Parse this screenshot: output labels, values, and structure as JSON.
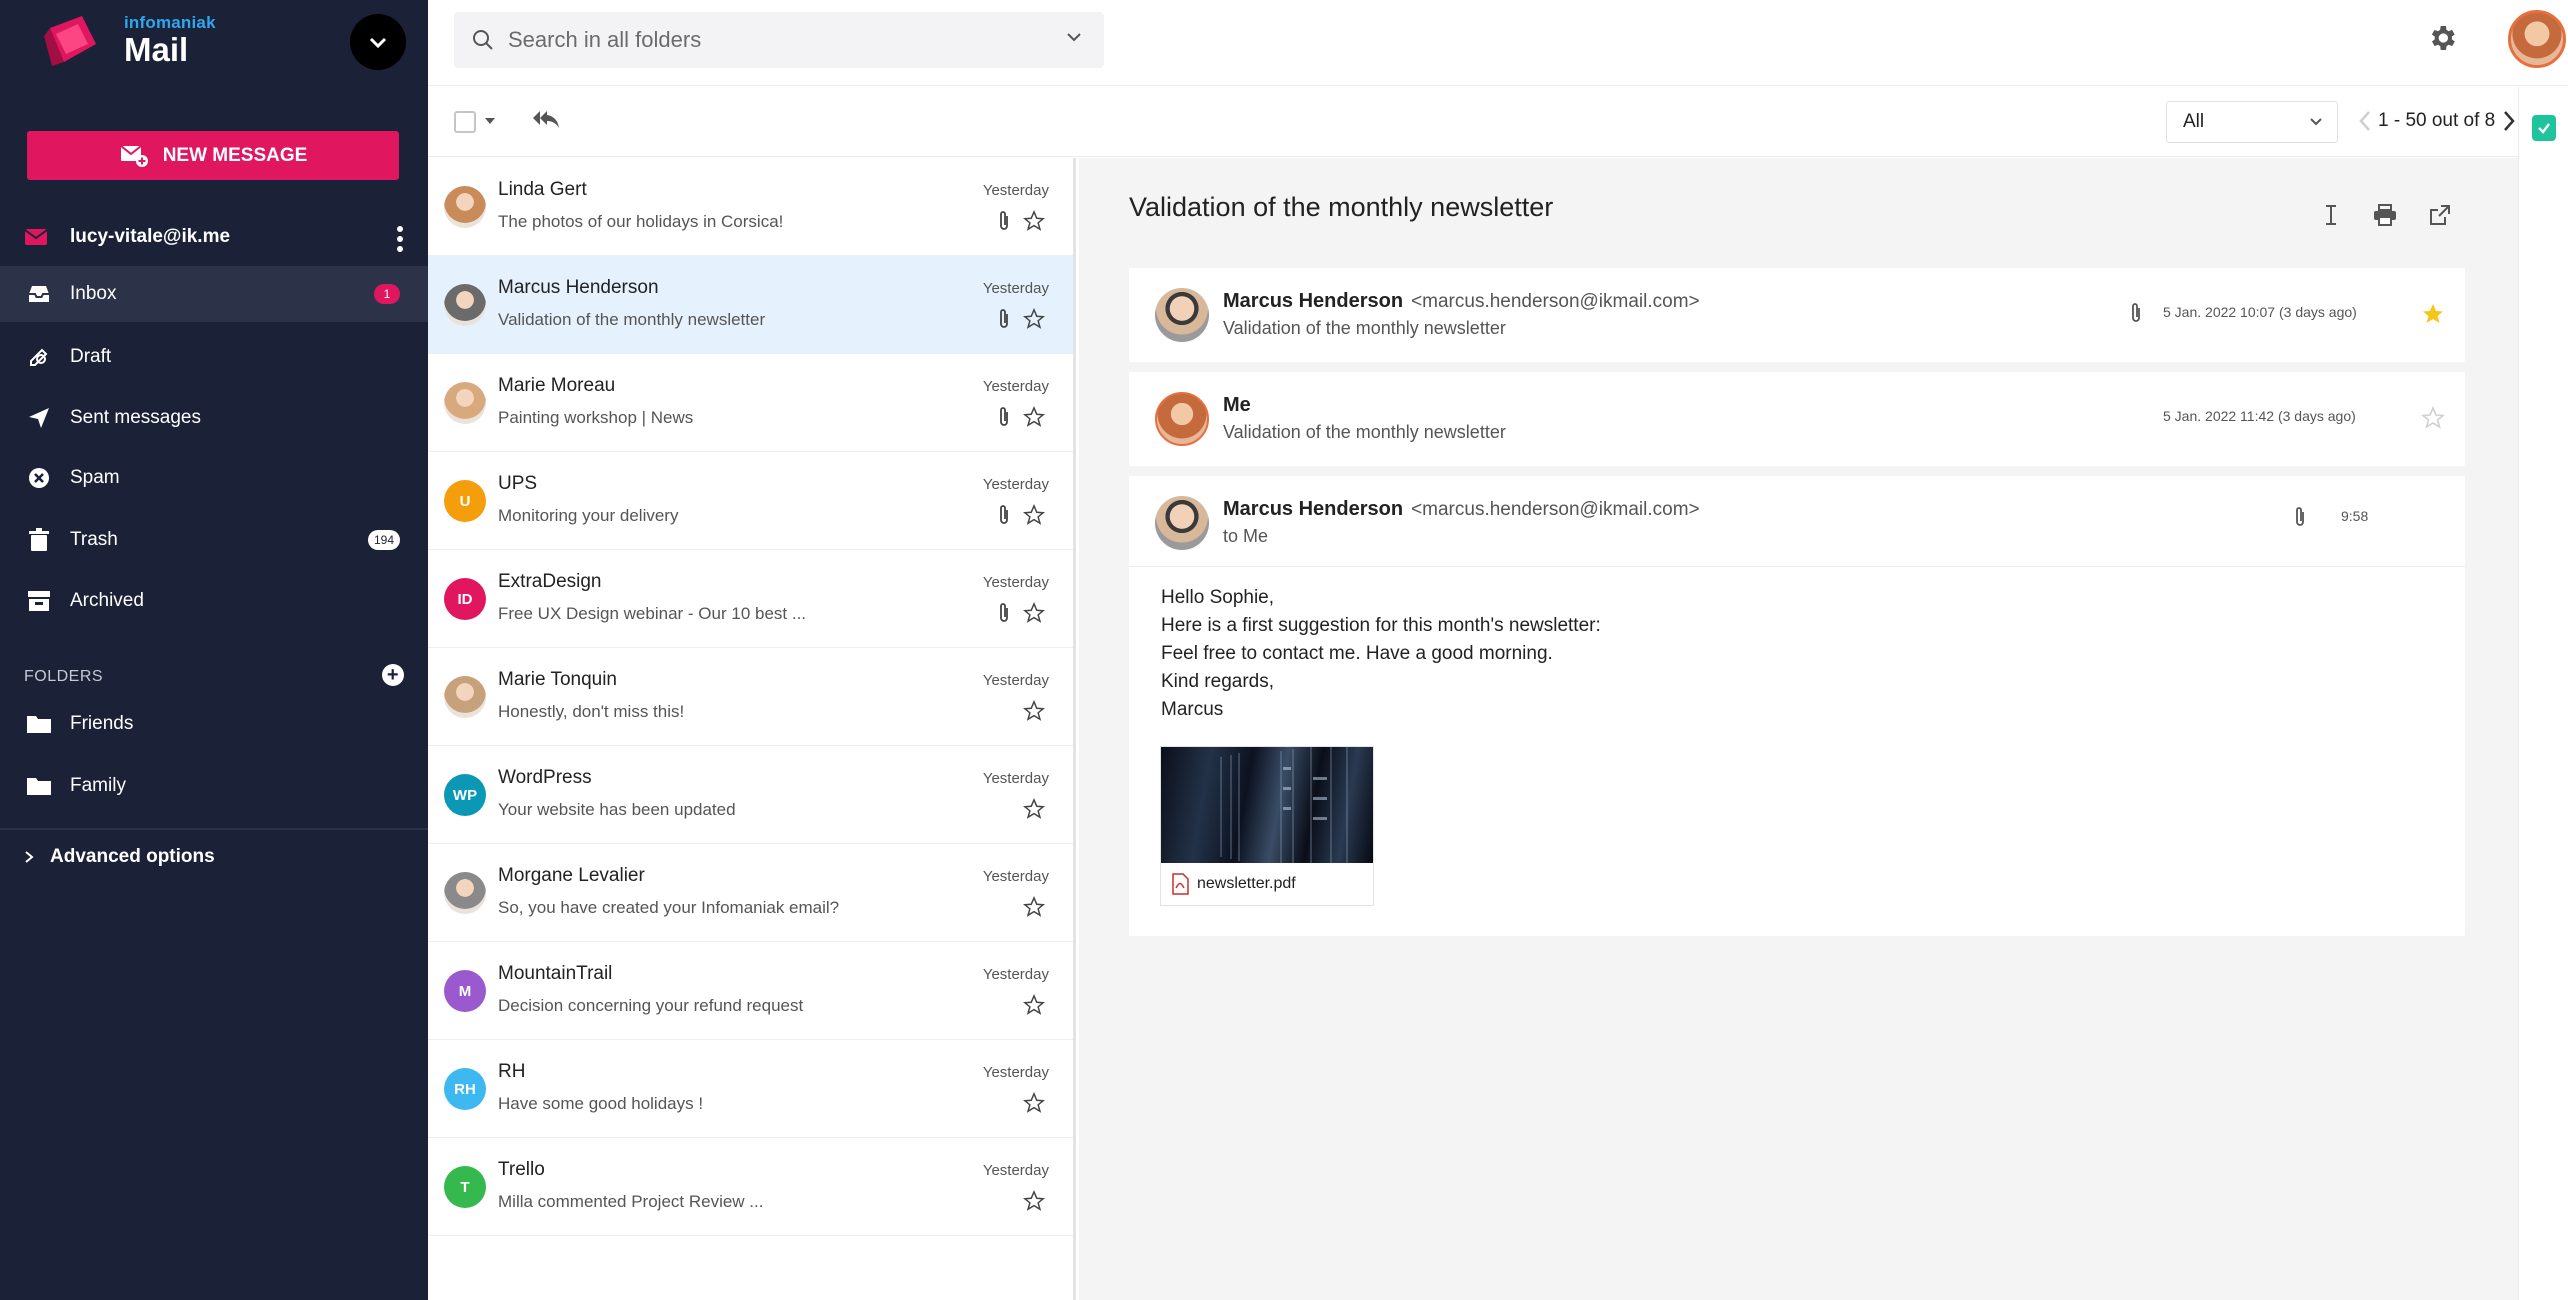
{
  "brand": {
    "sub": "infomaniak",
    "title": "Mail"
  },
  "sidebar": {
    "new_message": "NEW MESSAGE",
    "account": "lucy-vitale@ik.me",
    "nav": [
      {
        "label": "Inbox",
        "badge": "1",
        "icon": "inbox-icon"
      },
      {
        "label": "Draft",
        "badge": "",
        "icon": "draft-icon"
      },
      {
        "label": "Sent messages",
        "badge": "",
        "icon": "send-icon"
      },
      {
        "label": "Spam",
        "badge": "",
        "icon": "spam-icon"
      },
      {
        "label": "Trash",
        "badge": "194",
        "icon": "trash-icon"
      },
      {
        "label": "Archived",
        "badge": "",
        "icon": "archive-icon"
      }
    ],
    "folders_heading": "FOLDERS",
    "folders": [
      {
        "label": "Friends",
        "icon": "folder-icon"
      },
      {
        "label": "Family",
        "icon": "folder-icon"
      }
    ],
    "advanced": "Advanced options"
  },
  "search": {
    "placeholder": "Search in all folders"
  },
  "toolbar": {
    "filter": "All",
    "pager": "1 - 50 out of 8"
  },
  "messages": [
    {
      "sender": "Linda Gert",
      "preview": "The photos of our holidays in Corsica!",
      "date": "Yesterday",
      "attachment": true,
      "avatar": "photo",
      "initials": "",
      "color": "#c98b5a"
    },
    {
      "sender": "Marcus Henderson",
      "preview": "Validation of the monthly newsletter",
      "date": "Yesterday",
      "attachment": true,
      "avatar": "photo",
      "initials": "",
      "color": "#6b6b6b",
      "selected": true
    },
    {
      "sender": "Marie Moreau",
      "preview": "Painting workshop | News",
      "date": "Yesterday",
      "attachment": true,
      "avatar": "photo",
      "initials": "",
      "color": "#d9a97e"
    },
    {
      "sender": "UPS",
      "preview": "Monitoring your delivery",
      "date": "Yesterday",
      "attachment": true,
      "avatar": "initials",
      "initials": "U",
      "color": "#f59e0b"
    },
    {
      "sender": "ExtraDesign",
      "preview": "Free UX Design webinar - Our 10 best ...",
      "date": "Yesterday",
      "attachment": true,
      "avatar": "initials",
      "initials": "ID",
      "color": "#e0175f"
    },
    {
      "sender": "Marie Tonquin",
      "preview": "Honestly, don't miss this!",
      "date": "Yesterday",
      "attachment": false,
      "avatar": "photo",
      "initials": "",
      "color": "#c7a07c"
    },
    {
      "sender": "WordPress",
      "preview": "Your website has been updated",
      "date": "Yesterday",
      "attachment": false,
      "avatar": "initials",
      "initials": "WP",
      "color": "#0a98b5"
    },
    {
      "sender": "Morgane Levalier",
      "preview": "So, you have created your Infomaniak email?",
      "date": "Yesterday",
      "attachment": false,
      "avatar": "photo",
      "initials": "",
      "color": "#8a8a8a"
    },
    {
      "sender": "MountainTrail",
      "preview": "Decision concerning your refund request",
      "date": "Yesterday",
      "attachment": false,
      "avatar": "initials",
      "initials": "M",
      "color": "#9b59d0"
    },
    {
      "sender": "RH",
      "preview": "Have some good holidays !",
      "date": "Yesterday",
      "attachment": false,
      "avatar": "initials",
      "initials": "RH",
      "color": "#3db8f0"
    },
    {
      "sender": "Trello",
      "preview": "Milla commented Project Review ...",
      "date": "Yesterday",
      "attachment": false,
      "avatar": "initials",
      "initials": "T",
      "color": "#35b84e"
    }
  ],
  "reader": {
    "subject": "Validation of the monthly newsletter",
    "thread": [
      {
        "from": "Marcus Henderson",
        "email": "<marcus.henderson@ikmail.com>",
        "sub": "Validation of the monthly newsletter",
        "meta": "5 Jan. 2022 10:07 (3 days ago)",
        "attachment": true,
        "starred": true
      },
      {
        "from": "Me",
        "email": "",
        "sub": "Validation of the monthly newsletter",
        "meta": "5 Jan. 2022 11:42 (3 days ago)",
        "attachment": false,
        "starred": false
      },
      {
        "from": "Marcus Henderson",
        "email": "<marcus.henderson@ikmail.com>",
        "sub": "to Me",
        "meta": "9:58",
        "attachment": true,
        "starred": false
      }
    ],
    "body": [
      "Hello Sophie,",
      "Here is a first suggestion for this month's newsletter:",
      "Feel free to contact me. Have a good morning.",
      "Kind regards,",
      "Marcus"
    ],
    "attachment_name": "newsletter.pdf"
  },
  "colors": {
    "sidebar": "#1b2136",
    "accent": "#e0175f",
    "brand_blue": "#2fa7f0",
    "selected_row": "#e5f1fc",
    "star": "#f5c518"
  }
}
:::::
**TASK DETAILS:** Every entry above needs to be retyped exactly; drop the pictures.

**EXERCISE ANSWER:**
Parse this screenshot: output labels, values, and structure as JSON.
{
  "brand": {
    "sub": "infomaniak",
    "title": "Mail"
  },
  "sidebar": {
    "new_message": "NEW MESSAGE",
    "account": "lucy-vitale@ik.me",
    "nav": [
      {
        "label": "Inbox",
        "badge": "1",
        "icon": "inbox-icon"
      },
      {
        "label": "Draft",
        "badge": "",
        "icon": "draft-icon"
      },
      {
        "label": "Sent messages",
        "badge": "",
        "icon": "send-icon"
      },
      {
        "label": "Spam",
        "badge": "",
        "icon": "spam-icon"
      },
      {
        "label": "Trash",
        "badge": "194",
        "icon": "trash-icon"
      },
      {
        "label": "Archived",
        "badge": "",
        "icon": "archive-icon"
      }
    ],
    "folders_heading": "FOLDERS",
    "folders": [
      {
        "label": "Friends",
        "icon": "folder-icon"
      },
      {
        "label": "Family",
        "icon": "folder-icon"
      }
    ],
    "advanced": "Advanced options"
  },
  "search": {
    "placeholder": "Search in all folders"
  },
  "toolbar": {
    "filter": "All",
    "pager": "1 - 50 out of 8"
  },
  "messages": [
    {
      "sender": "Linda Gert",
      "preview": "The photos of our holidays in Corsica!",
      "date": "Yesterday",
      "attachment": true,
      "avatar": "photo",
      "initials": "",
      "color": "#c98b5a"
    },
    {
      "sender": "Marcus Henderson",
      "preview": "Validation of the monthly newsletter",
      "date": "Yesterday",
      "attachment": true,
      "avatar": "photo",
      "initials": "",
      "color": "#6b6b6b",
      "selected": true
    },
    {
      "sender": "Marie Moreau",
      "preview": "Painting workshop | News",
      "date": "Yesterday",
      "attachment": true,
      "avatar": "photo",
      "initials": "",
      "color": "#d9a97e"
    },
    {
      "sender": "UPS",
      "preview": "Monitoring your delivery",
      "date": "Yesterday",
      "attachment": true,
      "avatar": "initials",
      "initials": "U",
      "color": "#f59e0b"
    },
    {
      "sender": "ExtraDesign",
      "preview": "Free UX Design webinar - Our 10 best ...",
      "date": "Yesterday",
      "attachment": true,
      "avatar": "initials",
      "initials": "ID",
      "color": "#e0175f"
    },
    {
      "sender": "Marie Tonquin",
      "preview": "Honestly, don't miss this!",
      "date": "Yesterday",
      "attachment": false,
      "avatar": "photo",
      "initials": "",
      "color": "#c7a07c"
    },
    {
      "sender": "WordPress",
      "preview": "Your website has been updated",
      "date": "Yesterday",
      "attachment": false,
      "avatar": "initials",
      "initials": "WP",
      "color": "#0a98b5"
    },
    {
      "sender": "Morgane Levalier",
      "preview": "So, you have created your Infomaniak email?",
      "date": "Yesterday",
      "attachment": false,
      "avatar": "photo",
      "initials": "",
      "color": "#8a8a8a"
    },
    {
      "sender": "MountainTrail",
      "preview": "Decision concerning your refund request",
      "date": "Yesterday",
      "attachment": false,
      "avatar": "initials",
      "initials": "M",
      "color": "#9b59d0"
    },
    {
      "sender": "RH",
      "preview": "Have some good holidays !",
      "date": "Yesterday",
      "attachment": false,
      "avatar": "initials",
      "initials": "RH",
      "color": "#3db8f0"
    },
    {
      "sender": "Trello",
      "preview": "Milla commented Project Review ...",
      "date": "Yesterday",
      "attachment": false,
      "avatar": "initials",
      "initials": "T",
      "color": "#35b84e"
    }
  ],
  "reader": {
    "subject": "Validation of the monthly newsletter",
    "thread": [
      {
        "from": "Marcus Henderson",
        "email": "<marcus.henderson@ikmail.com>",
        "sub": "Validation of the monthly newsletter",
        "meta": "5 Jan. 2022 10:07 (3 days ago)",
        "attachment": true,
        "starred": true
      },
      {
        "from": "Me",
        "email": "",
        "sub": "Validation of the monthly newsletter",
        "meta": "5 Jan. 2022 11:42 (3 days ago)",
        "attachment": false,
        "starred": false
      },
      {
        "from": "Marcus Henderson",
        "email": "<marcus.henderson@ikmail.com>",
        "sub": "to Me",
        "meta": "9:58",
        "attachment": true,
        "starred": false
      }
    ],
    "body": [
      "Hello Sophie,",
      "Here is a first suggestion for this month's newsletter:",
      "Feel free to contact me. Have a good morning.",
      "Kind regards,",
      "Marcus"
    ],
    "attachment_name": "newsletter.pdf"
  },
  "colors": {
    "sidebar": "#1b2136",
    "accent": "#e0175f",
    "brand_blue": "#2fa7f0",
    "selected_row": "#e5f1fc",
    "star": "#f5c518"
  }
}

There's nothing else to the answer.